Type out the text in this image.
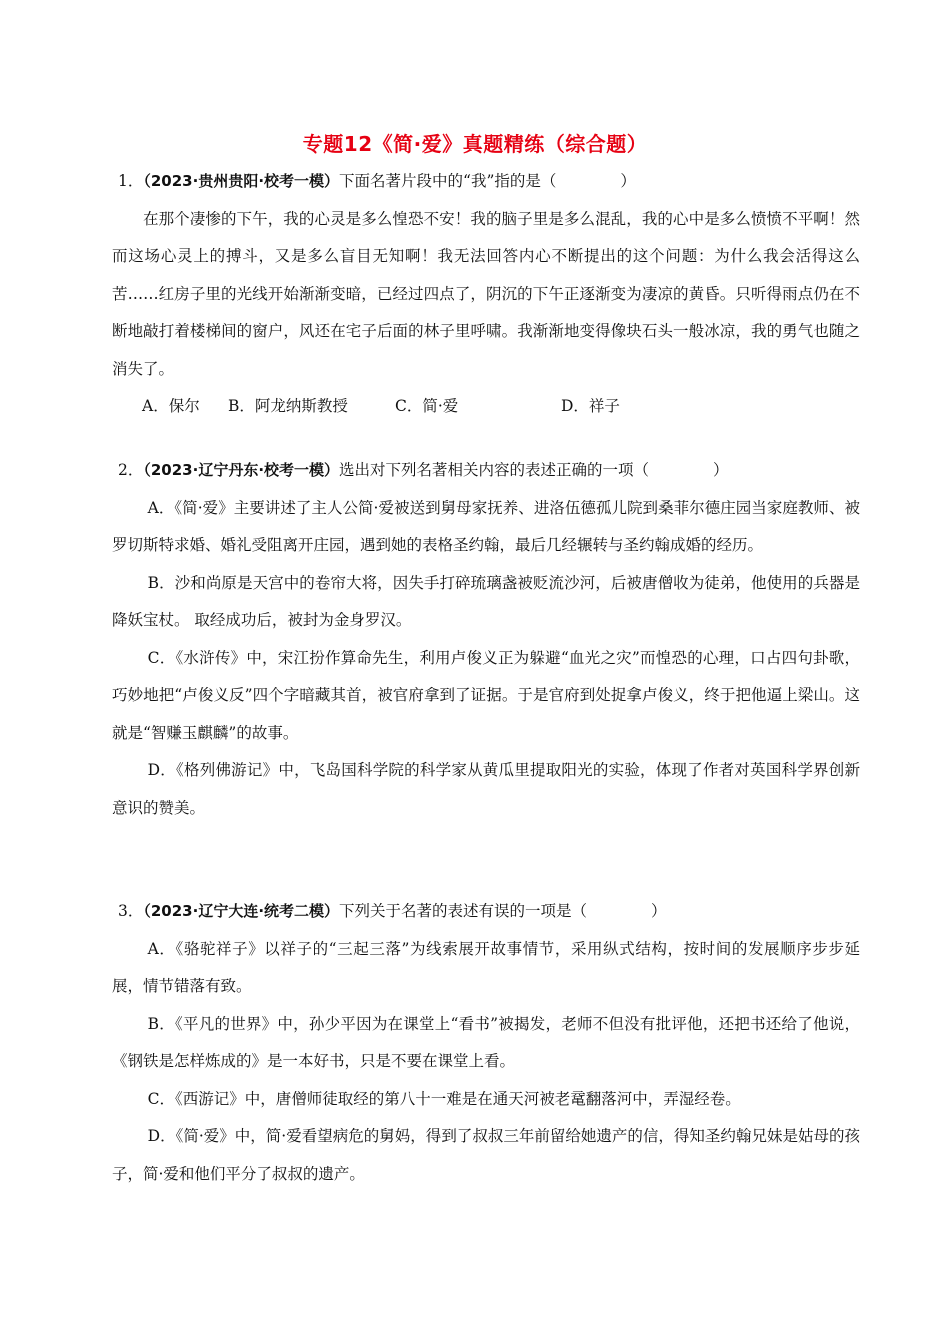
专题12《简·爱》真题精练（综合题）
1．（2023·贵州贵阳·校考一模）下面名著片段中的“我”指的是（	）
在那个凄惨的下午，我的心灵是多么惶恐不安！我的脑子里是多么混乱，我的心中是多么愤愤不平啊！然而这场心灵上的搏斗，又是多么盲目无知啊！我无法回答内心不断提出的这个问题：为什么我会活得这么苦……红房子里的光线开始渐渐变暗，已经过四点了，阴沉的下午正逐渐变为凄凉的黄昏。只听得雨点仍在不断地敲打着楼梯间的窗户，风还在宅子后面的林子里呼啸。我渐渐地变得像块石头一般冰凉，我的勇气也随之消失了。
A．保尔 B．阿龙纳斯教授	C．简·爱	D．祥子
2．（2023·辽宁丹东·校考一模）选出对下列名著相关内容的表述正确的一项（	）
A．《简·爱》主要讲述了主人公简·爱被送到舅母家抚养、进洛伍德孤儿院到桑菲尔德庄园当家庭教师、被罗切斯特求婚、婚礼受阻离开庄园，遇到她的表格圣约翰，最后几经辗转与圣约翰成婚的经历。
B．沙和尚原是天宫中的卷帘大将，因失手打碎琉璃盏被贬流沙河，后被唐僧收为徒弟，他使用的兵器是降妖宝杖。 取经成功后，被封为金身罗汉。
C．《水浒传》中，宋江扮作算命先生，利用卢俊义正为躲避“血光之灾”而惶恐的心理，口占四句卦歌，巧妙地把“卢俊义反”四个字暗藏其首，被官府拿到了证据。于是官府到处捉拿卢俊义，终于把他逼上梁山。这就是“智赚玉麒麟”的故事。
D．《格列佛游记》中，飞岛国科学院的科学家从黄瓜里提取阳光的实验，体现了作者对英国科学界创新意识的赞美。
3．（2023·辽宁大连·统考二模）下列关于名著的表述有误的一项是（	）
A．《骆驼祥子》以祥子的“三起三落”为线索展开故事情节，采用纵式结构，按时间的发展顺序步步延展，情节错落有致。
B．《平凡的世界》中，孙少平因为在课堂上“看书”被揭发，老师不但没有批评他，还把书还给了他说，《钢铁是怎样炼成的》是一本好书，只是不要在课堂上看。
C．《西游记》中，唐僧师徒取经的第八十一难是在通天河被老鼋翻落河中，弄湿经卷。
D．《简·爱》中，简·爱看望病危的舅妈，得到了叔叔三年前留给她遗产的信，得知圣约翰兄妹是姑母的孩子，简·爱和他们平分了叔叔的遗产。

⁂

• Goal of the exercise
List every line above that holds the word "校考一模".

• Written reply
1．（2023·贵州贵阳·校考一模）下面名著片段中的“我”指的是（	）
2．（2023·辽宁丹东·校考一模）选出对下列名著相关内容的表述正确的一项（	）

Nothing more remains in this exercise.